(Figure record extracts)

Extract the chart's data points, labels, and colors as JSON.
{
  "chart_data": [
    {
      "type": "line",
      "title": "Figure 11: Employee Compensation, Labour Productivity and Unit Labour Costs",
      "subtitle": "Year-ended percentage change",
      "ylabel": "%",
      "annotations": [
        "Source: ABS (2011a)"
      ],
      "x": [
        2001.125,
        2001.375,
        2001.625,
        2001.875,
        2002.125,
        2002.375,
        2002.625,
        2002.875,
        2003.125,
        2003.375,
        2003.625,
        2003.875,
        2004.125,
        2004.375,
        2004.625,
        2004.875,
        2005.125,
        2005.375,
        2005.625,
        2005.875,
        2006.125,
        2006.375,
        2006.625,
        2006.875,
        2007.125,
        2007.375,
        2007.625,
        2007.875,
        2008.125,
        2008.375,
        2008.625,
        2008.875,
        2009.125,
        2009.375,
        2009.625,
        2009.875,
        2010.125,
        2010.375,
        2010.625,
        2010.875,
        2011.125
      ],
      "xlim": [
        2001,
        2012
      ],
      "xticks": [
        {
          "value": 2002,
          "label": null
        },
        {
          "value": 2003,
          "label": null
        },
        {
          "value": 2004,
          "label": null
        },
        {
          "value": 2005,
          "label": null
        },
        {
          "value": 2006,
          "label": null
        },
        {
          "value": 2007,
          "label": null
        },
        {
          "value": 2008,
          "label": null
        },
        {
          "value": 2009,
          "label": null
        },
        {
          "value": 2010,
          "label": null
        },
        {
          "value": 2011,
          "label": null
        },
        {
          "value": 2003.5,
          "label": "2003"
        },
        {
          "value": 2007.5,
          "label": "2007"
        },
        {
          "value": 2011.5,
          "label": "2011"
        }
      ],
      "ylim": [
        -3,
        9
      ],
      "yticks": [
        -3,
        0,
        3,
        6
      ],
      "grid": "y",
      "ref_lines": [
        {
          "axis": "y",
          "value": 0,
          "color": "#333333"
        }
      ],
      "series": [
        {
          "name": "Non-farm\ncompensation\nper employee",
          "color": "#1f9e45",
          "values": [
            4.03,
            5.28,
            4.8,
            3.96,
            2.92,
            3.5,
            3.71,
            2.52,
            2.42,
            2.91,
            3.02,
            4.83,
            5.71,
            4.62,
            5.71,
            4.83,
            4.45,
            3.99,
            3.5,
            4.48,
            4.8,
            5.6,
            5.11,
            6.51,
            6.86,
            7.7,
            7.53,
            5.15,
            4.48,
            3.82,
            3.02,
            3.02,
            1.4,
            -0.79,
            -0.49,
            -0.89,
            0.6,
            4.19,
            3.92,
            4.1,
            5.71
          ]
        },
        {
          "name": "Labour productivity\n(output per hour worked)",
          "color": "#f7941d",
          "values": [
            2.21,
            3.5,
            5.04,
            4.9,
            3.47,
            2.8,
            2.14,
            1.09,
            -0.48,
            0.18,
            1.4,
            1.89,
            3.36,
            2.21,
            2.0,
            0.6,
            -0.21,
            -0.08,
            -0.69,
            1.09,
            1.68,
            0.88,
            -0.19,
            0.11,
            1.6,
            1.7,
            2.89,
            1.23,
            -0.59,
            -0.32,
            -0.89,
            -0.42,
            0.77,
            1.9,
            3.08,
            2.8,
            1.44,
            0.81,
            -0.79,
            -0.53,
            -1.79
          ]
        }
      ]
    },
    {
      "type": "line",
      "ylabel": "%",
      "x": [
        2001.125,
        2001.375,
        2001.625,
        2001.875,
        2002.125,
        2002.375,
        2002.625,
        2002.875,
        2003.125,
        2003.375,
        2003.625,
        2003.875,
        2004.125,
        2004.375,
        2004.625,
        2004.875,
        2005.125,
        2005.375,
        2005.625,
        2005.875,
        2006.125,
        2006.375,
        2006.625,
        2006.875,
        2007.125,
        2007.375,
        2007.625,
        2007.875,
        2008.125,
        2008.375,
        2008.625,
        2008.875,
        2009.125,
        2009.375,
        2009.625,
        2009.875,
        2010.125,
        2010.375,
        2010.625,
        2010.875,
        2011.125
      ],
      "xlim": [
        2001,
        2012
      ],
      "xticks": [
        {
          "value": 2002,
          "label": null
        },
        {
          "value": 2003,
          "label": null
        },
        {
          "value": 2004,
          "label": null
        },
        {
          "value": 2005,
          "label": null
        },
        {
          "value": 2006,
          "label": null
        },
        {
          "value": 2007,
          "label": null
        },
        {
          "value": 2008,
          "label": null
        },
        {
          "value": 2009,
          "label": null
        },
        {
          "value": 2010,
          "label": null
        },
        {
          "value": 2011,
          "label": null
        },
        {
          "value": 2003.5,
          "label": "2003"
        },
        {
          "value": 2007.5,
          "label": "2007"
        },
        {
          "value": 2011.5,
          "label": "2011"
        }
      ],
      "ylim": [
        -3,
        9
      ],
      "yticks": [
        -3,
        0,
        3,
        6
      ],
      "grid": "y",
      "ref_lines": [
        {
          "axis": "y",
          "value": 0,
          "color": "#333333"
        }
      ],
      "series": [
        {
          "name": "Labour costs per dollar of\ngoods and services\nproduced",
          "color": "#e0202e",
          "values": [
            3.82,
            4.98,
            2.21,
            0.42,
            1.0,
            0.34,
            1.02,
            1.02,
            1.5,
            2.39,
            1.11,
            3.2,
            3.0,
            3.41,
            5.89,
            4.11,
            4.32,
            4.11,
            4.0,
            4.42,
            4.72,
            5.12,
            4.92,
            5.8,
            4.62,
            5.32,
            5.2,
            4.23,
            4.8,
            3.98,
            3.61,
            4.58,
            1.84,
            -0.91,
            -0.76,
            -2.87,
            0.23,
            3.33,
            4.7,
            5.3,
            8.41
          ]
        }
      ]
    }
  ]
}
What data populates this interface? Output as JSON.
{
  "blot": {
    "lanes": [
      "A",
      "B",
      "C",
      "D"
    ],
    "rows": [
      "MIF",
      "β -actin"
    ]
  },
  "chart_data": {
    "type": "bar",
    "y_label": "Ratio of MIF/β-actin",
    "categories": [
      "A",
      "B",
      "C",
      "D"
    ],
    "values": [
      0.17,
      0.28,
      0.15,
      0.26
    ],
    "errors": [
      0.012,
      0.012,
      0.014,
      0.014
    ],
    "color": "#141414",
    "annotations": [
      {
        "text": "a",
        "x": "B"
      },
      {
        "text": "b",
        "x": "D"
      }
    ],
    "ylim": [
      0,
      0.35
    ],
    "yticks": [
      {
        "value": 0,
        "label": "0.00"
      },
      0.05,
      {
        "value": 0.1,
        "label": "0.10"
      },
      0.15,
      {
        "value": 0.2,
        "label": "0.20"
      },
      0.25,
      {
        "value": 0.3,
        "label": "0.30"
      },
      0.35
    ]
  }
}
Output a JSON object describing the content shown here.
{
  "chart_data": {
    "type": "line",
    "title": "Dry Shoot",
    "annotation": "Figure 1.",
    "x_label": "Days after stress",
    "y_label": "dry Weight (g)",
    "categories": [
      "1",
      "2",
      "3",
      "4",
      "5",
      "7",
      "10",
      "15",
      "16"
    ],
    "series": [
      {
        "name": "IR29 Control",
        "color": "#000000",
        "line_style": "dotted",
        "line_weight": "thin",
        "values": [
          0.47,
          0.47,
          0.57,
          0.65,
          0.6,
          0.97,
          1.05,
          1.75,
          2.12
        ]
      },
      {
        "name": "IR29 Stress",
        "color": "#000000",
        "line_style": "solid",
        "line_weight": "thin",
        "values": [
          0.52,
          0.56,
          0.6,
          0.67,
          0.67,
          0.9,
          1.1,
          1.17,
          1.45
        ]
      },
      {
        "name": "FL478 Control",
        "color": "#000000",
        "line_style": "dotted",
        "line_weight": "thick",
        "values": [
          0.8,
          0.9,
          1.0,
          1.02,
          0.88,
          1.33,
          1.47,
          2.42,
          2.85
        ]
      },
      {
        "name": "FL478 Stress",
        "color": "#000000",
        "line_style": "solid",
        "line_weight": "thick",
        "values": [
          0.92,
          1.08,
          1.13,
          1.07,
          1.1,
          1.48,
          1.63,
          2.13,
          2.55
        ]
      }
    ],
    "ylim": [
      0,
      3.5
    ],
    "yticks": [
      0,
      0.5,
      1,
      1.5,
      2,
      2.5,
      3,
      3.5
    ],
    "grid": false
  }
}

What you will do:
Show each line holding the word "Control".

Response for this exercise:
        "name": "IR29 Control",
        "name": "FL478 Control",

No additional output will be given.